**PROBLEM STATEMENT**. Count lines, not occurrences: give the number of lines holding the word "xlabel", and nothing besides.

[Rows from a figure dataset]
-- begin --

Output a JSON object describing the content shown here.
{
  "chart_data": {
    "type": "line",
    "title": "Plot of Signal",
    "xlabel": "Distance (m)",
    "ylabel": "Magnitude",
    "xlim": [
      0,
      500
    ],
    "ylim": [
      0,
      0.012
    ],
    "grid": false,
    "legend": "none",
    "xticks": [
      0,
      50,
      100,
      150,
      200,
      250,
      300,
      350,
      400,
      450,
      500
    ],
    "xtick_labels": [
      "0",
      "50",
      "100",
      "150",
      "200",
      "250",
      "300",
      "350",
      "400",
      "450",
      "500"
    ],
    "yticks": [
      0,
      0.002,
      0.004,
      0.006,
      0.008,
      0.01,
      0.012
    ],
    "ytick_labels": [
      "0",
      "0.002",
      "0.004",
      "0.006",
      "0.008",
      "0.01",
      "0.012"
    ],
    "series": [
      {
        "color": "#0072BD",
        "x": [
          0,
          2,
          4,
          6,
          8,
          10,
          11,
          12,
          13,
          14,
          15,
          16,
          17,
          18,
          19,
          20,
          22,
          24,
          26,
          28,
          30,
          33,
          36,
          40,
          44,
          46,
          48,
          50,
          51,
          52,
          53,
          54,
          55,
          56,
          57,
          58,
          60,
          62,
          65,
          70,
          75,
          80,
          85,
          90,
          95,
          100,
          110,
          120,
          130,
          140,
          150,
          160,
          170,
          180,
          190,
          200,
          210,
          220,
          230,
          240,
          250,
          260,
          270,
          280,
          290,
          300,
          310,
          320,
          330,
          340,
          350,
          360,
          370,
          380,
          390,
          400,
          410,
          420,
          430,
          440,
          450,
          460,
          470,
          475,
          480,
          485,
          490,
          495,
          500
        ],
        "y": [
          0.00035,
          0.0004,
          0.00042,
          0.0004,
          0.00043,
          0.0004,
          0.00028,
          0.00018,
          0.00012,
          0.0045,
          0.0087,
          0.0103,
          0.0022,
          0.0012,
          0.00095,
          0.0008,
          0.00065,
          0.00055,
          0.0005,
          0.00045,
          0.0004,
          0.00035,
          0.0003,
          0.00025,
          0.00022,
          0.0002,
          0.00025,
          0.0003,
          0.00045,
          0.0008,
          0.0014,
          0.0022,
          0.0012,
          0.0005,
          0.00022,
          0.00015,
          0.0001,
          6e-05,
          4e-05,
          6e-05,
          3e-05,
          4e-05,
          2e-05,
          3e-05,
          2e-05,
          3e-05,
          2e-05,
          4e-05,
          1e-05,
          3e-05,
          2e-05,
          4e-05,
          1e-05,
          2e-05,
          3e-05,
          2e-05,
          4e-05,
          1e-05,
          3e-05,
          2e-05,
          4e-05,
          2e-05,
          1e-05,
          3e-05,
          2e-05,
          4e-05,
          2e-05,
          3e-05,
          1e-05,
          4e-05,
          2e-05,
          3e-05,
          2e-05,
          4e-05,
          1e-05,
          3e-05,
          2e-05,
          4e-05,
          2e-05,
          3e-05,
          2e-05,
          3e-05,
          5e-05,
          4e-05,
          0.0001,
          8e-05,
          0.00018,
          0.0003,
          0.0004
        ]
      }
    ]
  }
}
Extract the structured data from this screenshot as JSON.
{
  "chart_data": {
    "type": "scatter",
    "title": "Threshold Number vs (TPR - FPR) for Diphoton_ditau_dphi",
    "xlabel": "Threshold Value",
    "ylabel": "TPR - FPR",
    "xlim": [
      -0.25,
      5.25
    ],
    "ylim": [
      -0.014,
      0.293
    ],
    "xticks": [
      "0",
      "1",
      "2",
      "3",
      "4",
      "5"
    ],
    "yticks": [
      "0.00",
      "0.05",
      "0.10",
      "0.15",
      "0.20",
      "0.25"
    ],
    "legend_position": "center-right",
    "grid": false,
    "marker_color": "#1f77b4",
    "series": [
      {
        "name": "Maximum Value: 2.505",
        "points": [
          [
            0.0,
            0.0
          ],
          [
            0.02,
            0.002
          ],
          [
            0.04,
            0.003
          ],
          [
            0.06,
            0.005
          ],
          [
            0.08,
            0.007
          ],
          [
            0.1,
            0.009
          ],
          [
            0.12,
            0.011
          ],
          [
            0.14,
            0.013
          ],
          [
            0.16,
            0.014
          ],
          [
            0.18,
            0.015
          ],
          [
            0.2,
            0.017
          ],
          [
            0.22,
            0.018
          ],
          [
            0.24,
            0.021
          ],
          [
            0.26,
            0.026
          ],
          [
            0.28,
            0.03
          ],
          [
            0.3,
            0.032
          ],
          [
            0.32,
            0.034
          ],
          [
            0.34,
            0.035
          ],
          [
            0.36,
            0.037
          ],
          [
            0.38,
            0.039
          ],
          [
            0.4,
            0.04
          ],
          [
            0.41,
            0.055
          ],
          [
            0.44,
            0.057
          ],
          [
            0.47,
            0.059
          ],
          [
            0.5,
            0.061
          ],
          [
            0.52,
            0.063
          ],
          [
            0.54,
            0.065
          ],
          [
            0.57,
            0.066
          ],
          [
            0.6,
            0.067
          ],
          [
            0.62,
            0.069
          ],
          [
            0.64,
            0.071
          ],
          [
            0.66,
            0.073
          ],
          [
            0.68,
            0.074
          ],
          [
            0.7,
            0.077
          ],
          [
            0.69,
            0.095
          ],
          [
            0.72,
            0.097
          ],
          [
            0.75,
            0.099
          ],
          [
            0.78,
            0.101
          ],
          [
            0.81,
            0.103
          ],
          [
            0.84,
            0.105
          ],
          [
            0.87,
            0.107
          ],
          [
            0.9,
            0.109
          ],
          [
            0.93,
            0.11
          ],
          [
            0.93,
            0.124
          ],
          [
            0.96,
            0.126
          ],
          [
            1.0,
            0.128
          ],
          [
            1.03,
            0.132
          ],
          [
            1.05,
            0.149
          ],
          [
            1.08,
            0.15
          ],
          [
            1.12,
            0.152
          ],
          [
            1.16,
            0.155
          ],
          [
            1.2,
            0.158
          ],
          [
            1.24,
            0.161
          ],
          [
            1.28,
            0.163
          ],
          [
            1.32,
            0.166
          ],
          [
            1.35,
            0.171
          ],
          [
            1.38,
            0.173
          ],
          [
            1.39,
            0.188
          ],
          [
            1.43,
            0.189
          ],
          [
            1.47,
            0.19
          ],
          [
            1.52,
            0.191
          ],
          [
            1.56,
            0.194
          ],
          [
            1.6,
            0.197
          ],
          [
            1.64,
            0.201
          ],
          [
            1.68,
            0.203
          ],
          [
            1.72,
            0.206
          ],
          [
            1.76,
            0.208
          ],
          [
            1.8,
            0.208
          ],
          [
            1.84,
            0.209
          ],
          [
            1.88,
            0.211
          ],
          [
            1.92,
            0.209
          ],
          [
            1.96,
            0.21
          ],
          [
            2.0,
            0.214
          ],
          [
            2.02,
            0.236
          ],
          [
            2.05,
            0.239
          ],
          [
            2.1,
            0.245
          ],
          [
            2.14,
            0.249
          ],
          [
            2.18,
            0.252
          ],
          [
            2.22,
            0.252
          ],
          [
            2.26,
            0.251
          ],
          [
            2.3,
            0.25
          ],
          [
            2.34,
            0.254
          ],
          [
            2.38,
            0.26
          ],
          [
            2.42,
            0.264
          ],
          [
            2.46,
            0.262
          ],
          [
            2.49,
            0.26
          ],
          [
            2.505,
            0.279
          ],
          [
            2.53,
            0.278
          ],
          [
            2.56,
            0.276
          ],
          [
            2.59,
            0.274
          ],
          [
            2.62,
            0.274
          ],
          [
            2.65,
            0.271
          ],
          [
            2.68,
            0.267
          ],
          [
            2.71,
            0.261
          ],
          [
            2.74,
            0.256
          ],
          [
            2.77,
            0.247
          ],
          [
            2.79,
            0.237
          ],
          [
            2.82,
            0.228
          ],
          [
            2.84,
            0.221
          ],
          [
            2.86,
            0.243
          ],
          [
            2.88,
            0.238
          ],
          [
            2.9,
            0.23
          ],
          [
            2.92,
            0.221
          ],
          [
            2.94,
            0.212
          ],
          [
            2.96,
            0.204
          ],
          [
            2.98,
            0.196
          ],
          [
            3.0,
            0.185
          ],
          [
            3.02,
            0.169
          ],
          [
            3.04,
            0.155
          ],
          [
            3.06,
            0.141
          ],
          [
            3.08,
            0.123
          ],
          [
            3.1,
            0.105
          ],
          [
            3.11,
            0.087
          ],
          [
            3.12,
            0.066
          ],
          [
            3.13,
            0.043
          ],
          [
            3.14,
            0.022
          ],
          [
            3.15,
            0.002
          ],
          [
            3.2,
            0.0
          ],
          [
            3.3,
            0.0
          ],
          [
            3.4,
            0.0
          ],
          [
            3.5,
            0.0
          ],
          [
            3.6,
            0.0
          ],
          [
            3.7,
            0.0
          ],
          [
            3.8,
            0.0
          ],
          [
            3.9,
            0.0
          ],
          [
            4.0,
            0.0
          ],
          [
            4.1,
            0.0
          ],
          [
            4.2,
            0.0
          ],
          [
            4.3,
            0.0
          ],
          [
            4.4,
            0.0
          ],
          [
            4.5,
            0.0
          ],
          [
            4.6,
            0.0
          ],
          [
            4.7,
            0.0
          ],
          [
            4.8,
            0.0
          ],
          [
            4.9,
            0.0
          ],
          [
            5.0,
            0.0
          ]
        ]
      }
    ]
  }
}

-- end --

**TASK OUTPUT**. 2